[Aim]
Determine which lines contain the word "小乌龟说", then copy those lines.

(Stored data entries)
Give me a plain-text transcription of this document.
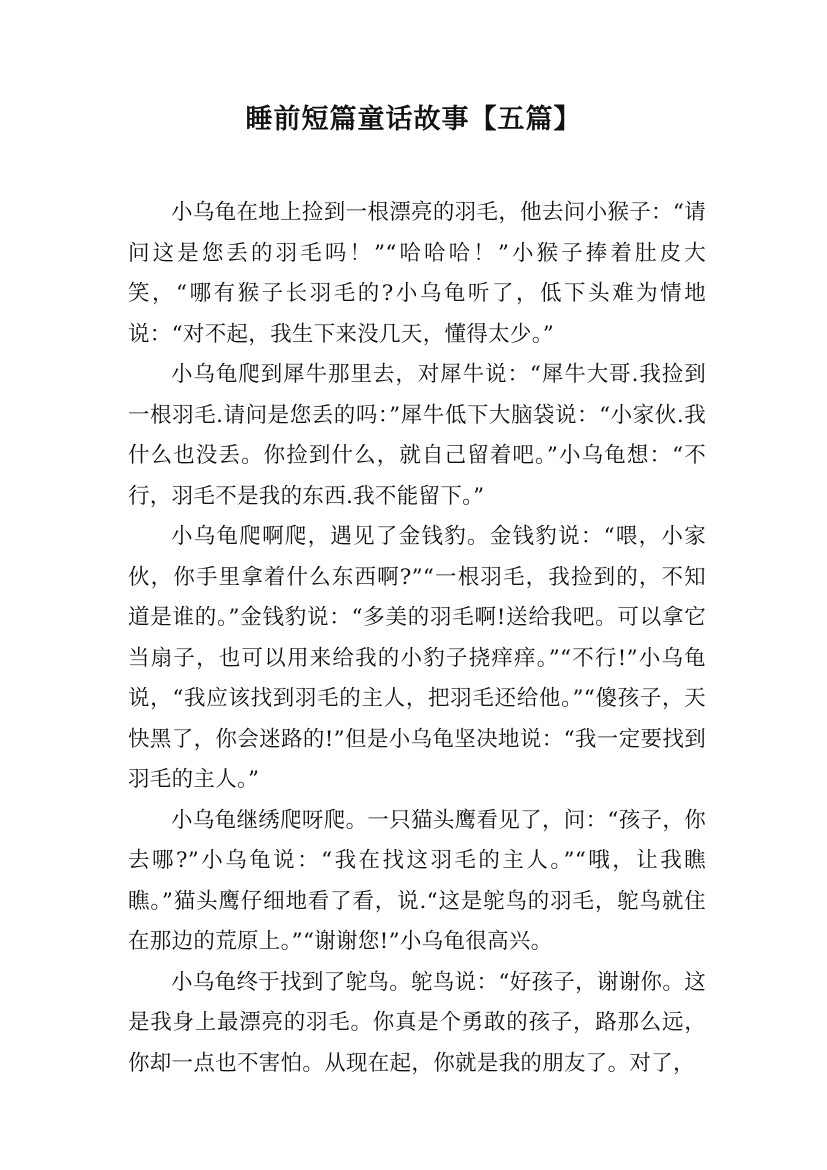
睡前短篇童话故事【五篇】

小乌龟在地上捡到一根漂亮的羽毛，他去问小猴子：“请问这是您丢的羽毛吗！”“哈哈哈！”小猴子捧着肚皮大笑，“哪有猴子长羽毛的?小乌龟听了，低下头难为情地说：“对不起，我生下来没几天，懂得太少。”

小乌龟爬到犀牛那里去，对犀牛说：“犀牛大哥.我捡到一根羽毛.请问是您丢的吗：”犀牛低下大脑袋说：“小家伙.我什么也没丢。你捡到什么，就自己留着吧。”小乌龟想：“不行，羽毛不是我的东西.我不能留下。”

小乌龟爬啊爬，遇见了金钱豹。金钱豹说：“喂，小家伙，你手里拿着什么东西啊?”“一根羽毛，我捡到的，不知道是谁的。”金钱豹说：“多美的羽毛啊!送给我吧。可以拿它当扇子，也可以用来给我的小豹子挠痒痒。”“不行!”小乌龟说，“我应该找到羽毛的主人，把羽毛还给他。”“傻孩子，天快黑了，你会迷路的!”但是小乌龟坚决地说：“我一定要找到羽毛的主人。”

小乌龟继绣爬呀爬。一只猫头鹰看见了，问：“孩子，你去哪?”小乌龟说：“我在找这羽毛的主人。”“哦，让我瞧瞧。”猫头鹰仔细地看了看，说.“这是鸵鸟的羽毛，鸵鸟就住在那边的荒原上。”“谢谢您!”小乌龟很高兴。

小乌龟终于找到了鸵鸟。鸵鸟说：“好孩子，谢谢你。这是我身上最漂亮的羽毛。你真是个勇敢的孩子，路那么远，你却一点也不害怕。从现在起，你就是我的朋友了。对了，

[Worked solution]
小乌龟爬啊爬，遇见了金钱豹。金钱豹说：“喂，小家伙，你手里拿着什么东西啊?”“一根羽毛，我捡到的，不知道是谁的。”金钱豹说：“多美的羽毛啊!送给我吧。可以拿它当扇子，也可以用来给我的小豹子挠痒痒。”“不行!”小乌龟说，“我应该找到羽毛的主人，把羽毛还给他。”“傻孩子，天快黑了，你会迷路的!”但是小乌龟坚决地说：“我一定要找到羽毛的主人。”
小乌龟继绣爬呀爬。一只猫头鹰看见了，问：“孩子，你去哪?”小乌龟说：“我在找这羽毛的主人。”“哦，让我瞧瞧。”猫头鹰仔细地看了看，说.“这是鸵鸟的羽毛，鸵鸟就住在那边的荒原上。”“谢谢您!”小乌龟很高兴。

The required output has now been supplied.